Given information:
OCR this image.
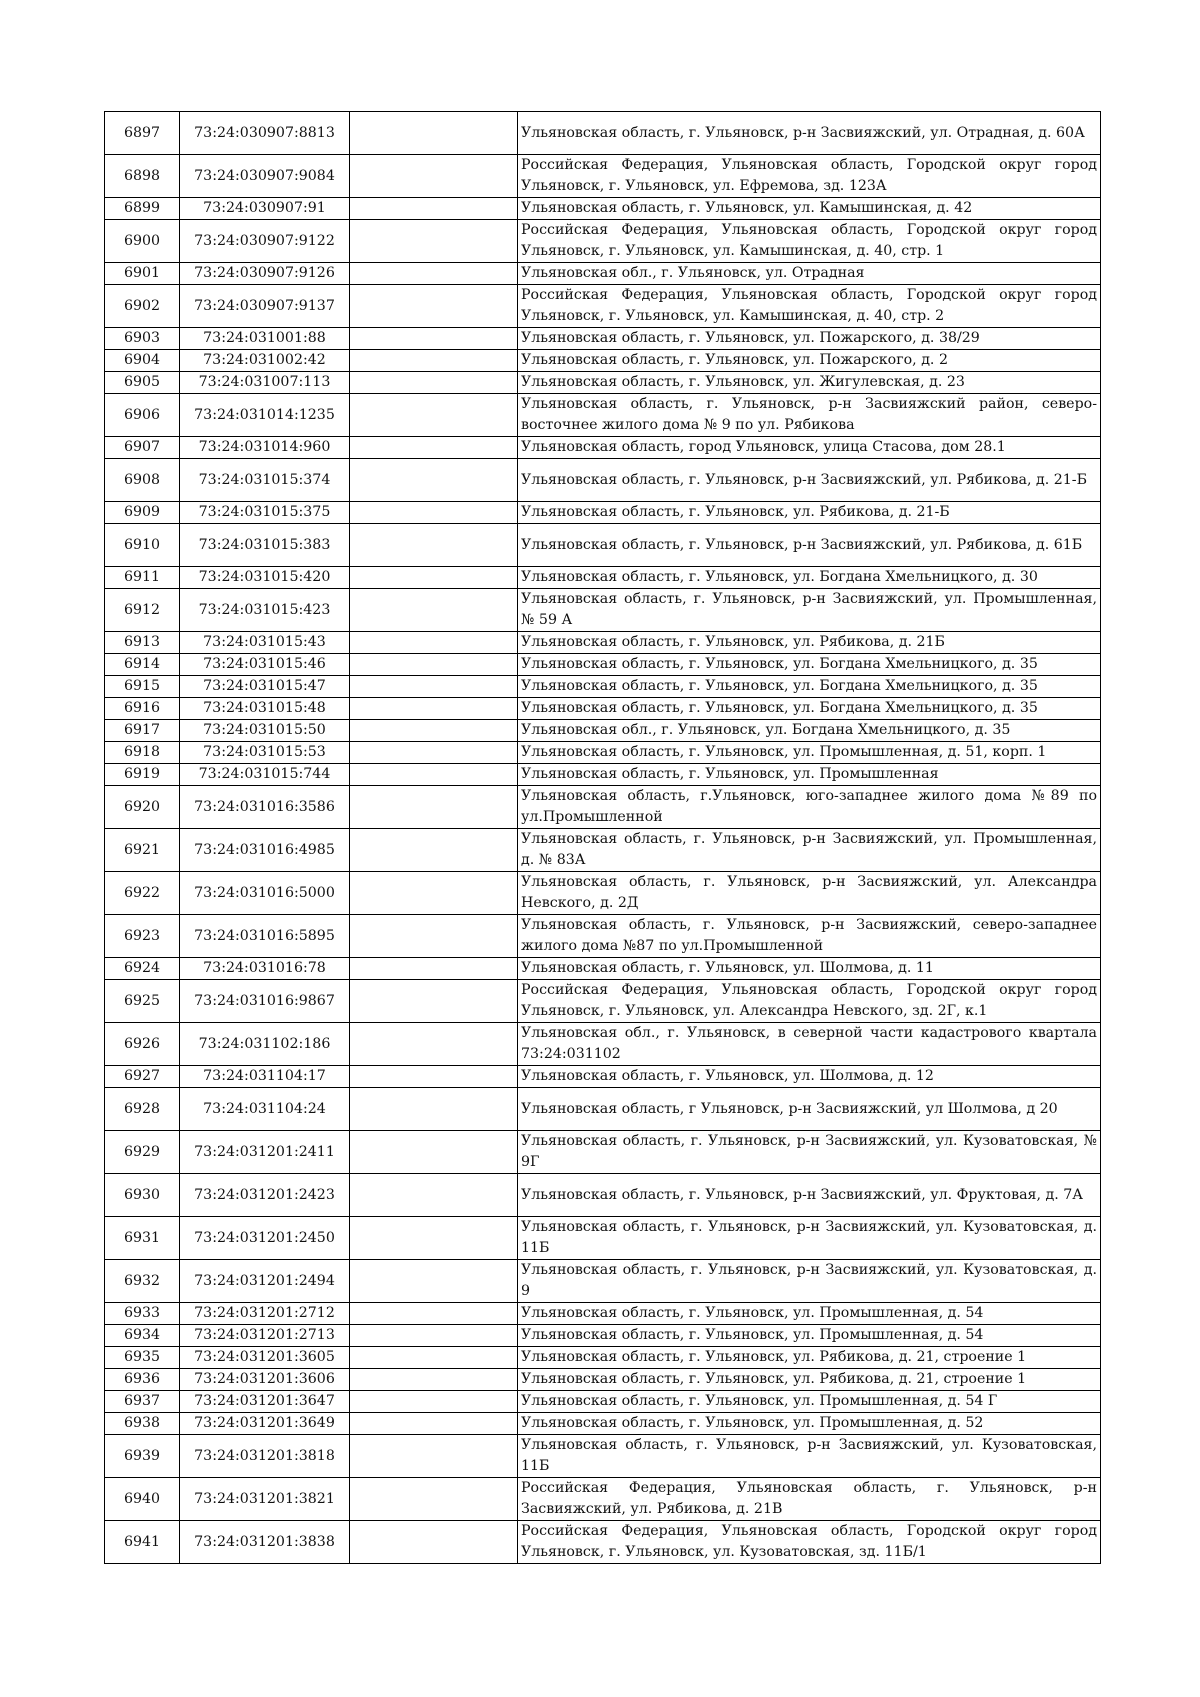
6897	73:24:030907:8813		Ульяновская область, г. Ульяновск, р-н Засвияжский, ул. Отрадная, д. 60А
6898	73:24:030907:9084		Российская Федерация, Ульяновская область, Городской округ город Ульяновск, г. Ульяновск, ул. Ефремова, зд. 123А
6899	73:24:030907:91		Ульяновская область, г. Ульяновск, ул. Камышинская, д. 42
6900	73:24:030907:9122		Российская Федерация, Ульяновская область, Городской округ город Ульяновск, г. Ульяновск, ул. Камышинская, д. 40, стр. 1
6901	73:24:030907:9126		Ульяновская обл., г. Ульяновск, ул. Отрадная
6902	73:24:030907:9137		Российская Федерация, Ульяновская область, Городской округ город Ульяновск, г. Ульяновск, ул. Камышинская, д. 40, стр. 2
6903	73:24:031001:88		Ульяновская область, г. Ульяновск, ул. Пожарского, д. 38/29
6904	73:24:031002:42		Ульяновская область, г. Ульяновск, ул. Пожарского, д. 2
6905	73:24:031007:113		Ульяновская область, г. Ульяновск, ул. Жигулевская, д. 23
6906	73:24:031014:1235		Ульяновская область, г. Ульяновск, р-н Засвияжский район, северо-восточнее жилого дома № 9 по ул. Рябикова
6907	73:24:031014:960		Ульяновская область, город Ульяновск, улица Стасова, дом 28.1
6908	73:24:031015:374		Ульяновская область, г. Ульяновск, р-н Засвияжский, ул. Рябикова, д. 21-Б
6909	73:24:031015:375		Ульяновская область, г. Ульяновск, ул. Рябикова, д. 21-Б
6910	73:24:031015:383		Ульяновская область, г. Ульяновск, р-н Засвияжский, ул. Рябикова, д. 61Б
6911	73:24:031015:420		Ульяновская область, г. Ульяновск, ул. Богдана Хмельницкого, д. 30
6912	73:24:031015:423		Ульяновская область, г. Ульяновск, р-н Засвияжский, ул. Промышленная, № 59 А
6913	73:24:031015:43		Ульяновская область, г. Ульяновск, ул. Рябикова, д. 21Б
6914	73:24:031015:46		Ульяновская область, г. Ульяновск, ул. Богдана Хмельницкого, д. 35
6915	73:24:031015:47		Ульяновская область, г. Ульяновск, ул. Богдана Хмельницкого, д. 35
6916	73:24:031015:48		Ульяновская область, г. Ульяновск, ул. Богдана Хмельницкого, д. 35
6917	73:24:031015:50		Ульяновская обл., г. Ульяновск, ул. Богдана Хмельницкого, д. 35
6918	73:24:031015:53		Ульяновская область, г. Ульяновск, ул. Промышленная, д. 51, корп. 1
6919	73:24:031015:744		Ульяновская область, г. Ульяновск, ул. Промышленная
6920	73:24:031016:3586		Ульяновская область, г.Ульяновск, юго-западнее жилого дома №89 по ул.Промышленной
6921	73:24:031016:4985		Ульяновская область, г. Ульяновск, р-н Засвияжский, ул. Промышленная, д. № 83А
6922	73:24:031016:5000		Ульяновская область, г. Ульяновск, р-н Засвияжский, ул. Александра Невского, д. 2Д
6923	73:24:031016:5895		Ульяновская область, г. Ульяновск, р-н Засвияжский, северо-западнее жилого дома №87 по ул.Промышленной
6924	73:24:031016:78		Ульяновская область, г. Ульяновск, ул. Шолмова, д. 11
6925	73:24:031016:9867		Российская Федерация, Ульяновская область, Городской округ город Ульяновск, г. Ульяновск, ул. Александра Невского, зд. 2Г, к.1
6926	73:24:031102:186		Ульяновская обл., г. Ульяновск, в северной части кадастрового квартала 73:24:031102
6927	73:24:031104:17		Ульяновская область, г. Ульяновск, ул. Шолмова, д. 12
6928	73:24:031104:24		Ульяновская область, г Ульяновск, р-н Засвияжский, ул Шолмова, д 20
6929	73:24:031201:2411		Ульяновская область, г. Ульяновск, р-н Засвияжский, ул. Кузоватовская, № 9Г
6930	73:24:031201:2423		Ульяновская область, г. Ульяновск, р-н Засвияжский, ул. Фруктовая, д. 7А
6931	73:24:031201:2450		Ульяновская область, г. Ульяновск, р-н Засвияжский, ул. Кузоватовская, д. 11Б
6932	73:24:031201:2494		Ульяновская область, г. Ульяновск, р-н Засвияжский, ул. Кузоватовская, д. 9
6933	73:24:031201:2712		Ульяновская область, г. Ульяновск, ул. Промышленная, д. 54
6934	73:24:031201:2713		Ульяновская область, г. Ульяновск, ул. Промышленная, д. 54
6935	73:24:031201:3605		Ульяновская область, г. Ульяновск, ул. Рябикова, д. 21, строение 1
6936	73:24:031201:3606		Ульяновская область, г. Ульяновск, ул. Рябикова, д. 21, строение 1
6937	73:24:031201:3647		Ульяновская область, г. Ульяновск, ул. Промышленная, д. 54 Г
6938	73:24:031201:3649		Ульяновская область, г. Ульяновск, ул. Промышленная, д. 52
6939	73:24:031201:3818		Ульяновская область, г. Ульяновск, р-н Засвияжский, ул. Кузоватовская, 11Б
6940	73:24:031201:3821		Российская Федерация, Ульяновская область, г. Ульяновск, р-н Засвияжский, ул. Рябикова, д. 21В
6941	73:24:031201:3838		Российская Федерация, Ульяновская область, Городской округ город Ульяновск, г. Ульяновск, ул. Кузоватовская, зд. 11Б/1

What is needed: Output the data exactly. Pictures don't belong in the result.

Final result:
OCR this image.
6897	73:24:030907:8813		Ульяновская область, г. Ульяновск, р-н Засвияжский, ул. Отрадная, д. 60А
6898	73:24:030907:9084		Российская Федерация, Ульяновская область, Городской округ город Ульяновск, г. Ульяновск, ул. Ефремова, зд. 123А
6899	73:24:030907:91		Ульяновская область, г. Ульяновск, ул. Камышинская, д. 42
6900	73:24:030907:9122		Российская Федерация, Ульяновская область, Городской округ город Ульяновск, г. Ульяновск, ул. Камышинская, д. 40, стр. 1
6901	73:24:030907:9126		Ульяновская обл., г. Ульяновск, ул. Отрадная
6902	73:24:030907:9137		Российская Федерация, Ульяновская область, Городской округ город Ульяновск, г. Ульяновск, ул. Камышинская, д. 40, стр. 2
6903	73:24:031001:88		Ульяновская область, г. Ульяновск, ул. Пожарского, д. 38/29
6904	73:24:031002:42		Ульяновская область, г. Ульяновск, ул. Пожарского, д. 2
6905	73:24:031007:113		Ульяновская область, г. Ульяновск, ул. Жигулевская, д. 23
6906	73:24:031014:1235		Ульяновская область, г. Ульяновск, р-н Засвияжский район, северо-восточнее жилого дома № 9 по ул. Рябикова
6907	73:24:031014:960		Ульяновская область, город Ульяновск, улица Стасова, дом 28.1
6908	73:24:031015:374		Ульяновская область, г. Ульяновск, р-н Засвияжский, ул. Рябикова, д. 21-Б
6909	73:24:031015:375		Ульяновская область, г. Ульяновск, ул. Рябикова, д. 21-Б
6910	73:24:031015:383		Ульяновская область, г. Ульяновск, р-н Засвияжский, ул. Рябикова, д. 61Б
6911	73:24:031015:420		Ульяновская область, г. Ульяновск, ул. Богдана Хмельницкого, д. 30
6912	73:24:031015:423		Ульяновская область, г. Ульяновск, р-н Засвияжский, ул. Промышленная, № 59 А
6913	73:24:031015:43		Ульяновская область, г. Ульяновск, ул. Рябикова, д. 21Б
6914	73:24:031015:46		Ульяновская область, г. Ульяновск, ул. Богдана Хмельницкого, д. 35
6915	73:24:031015:47		Ульяновская область, г. Ульяновск, ул. Богдана Хмельницкого, д. 35
6916	73:24:031015:48		Ульяновская область, г. Ульяновск, ул. Богдана Хмельницкого, д. 35
6917	73:24:031015:50		Ульяновская обл., г. Ульяновск, ул. Богдана Хмельницкого, д. 35
6918	73:24:031015:53		Ульяновская область, г. Ульяновск, ул. Промышленная, д. 51, корп. 1
6919	73:24:031015:744		Ульяновская область, г. Ульяновск, ул. Промышленная
6920	73:24:031016:3586		Ульяновская область, г.Ульяновск, юго-западнее жилого дома №89 по ул.Промышленной
6921	73:24:031016:4985		Ульяновская область, г. Ульяновск, р-н Засвияжский, ул. Промышленная, д. № 83А
6922	73:24:031016:5000		Ульяновская область, г. Ульяновск, р-н Засвияжский, ул. Александра Невского, д. 2Д
6923	73:24:031016:5895		Ульяновская область, г. Ульяновск, р-н Засвияжский, северо-западнее жилого дома №87 по ул.Промышленной
6924	73:24:031016:78		Ульяновская область, г. Ульяновск, ул. Шолмова, д. 11
6925	73:24:031016:9867		Российская Федерация, Ульяновская область, Городской округ город Ульяновск, г. Ульяновск, ул. Александра Невского, зд. 2Г, к.1
6926	73:24:031102:186		Ульяновская обл., г. Ульяновск, в северной части кадастрового квартала 73:24:031102
6927	73:24:031104:17		Ульяновская область, г. Ульяновск, ул. Шолмова, д. 12
6928	73:24:031104:24		Ульяновская область, г Ульяновск, р-н Засвияжский, ул Шолмова, д 20
6929	73:24:031201:2411		Ульяновская область, г. Ульяновск, р-н Засвияжский, ул. Кузоватовская, № 9Г
6930	73:24:031201:2423		Ульяновская область, г. Ульяновск, р-н Засвияжский, ул. Фруктовая, д. 7А
6931	73:24:031201:2450		Ульяновская область, г. Ульяновск, р-н Засвияжский, ул. Кузоватовская, д. 11Б
6932	73:24:031201:2494		Ульяновская область, г. Ульяновск, р-н Засвияжский, ул. Кузоватовская, д. 9
6933	73:24:031201:2712		Ульяновская область, г. Ульяновск, ул. Промышленная, д. 54
6934	73:24:031201:2713		Ульяновская область, г. Ульяновск, ул. Промышленная, д. 54
6935	73:24:031201:3605		Ульяновская область, г. Ульяновск, ул. Рябикова, д. 21, строение 1
6936	73:24:031201:3606		Ульяновская область, г. Ульяновск, ул. Рябикова, д. 21, строение 1
6937	73:24:031201:3647		Ульяновская область, г. Ульяновск, ул. Промышленная, д. 54 Г
6938	73:24:031201:3649		Ульяновская область, г. Ульяновск, ул. Промышленная, д. 52
6939	73:24:031201:3818		Ульяновская область, г. Ульяновск, р-н Засвияжский, ул. Кузоватовская, 11Б
6940	73:24:031201:3821		Российская Федерация, Ульяновская область, г. Ульяновск, р-н Засвияжский, ул. Рябикова, д. 21В
6941	73:24:031201:3838		Российская Федерация, Ульяновская область, Городской округ город Ульяновск, г. Ульяновск, ул. Кузоватовская, зд. 11Б/1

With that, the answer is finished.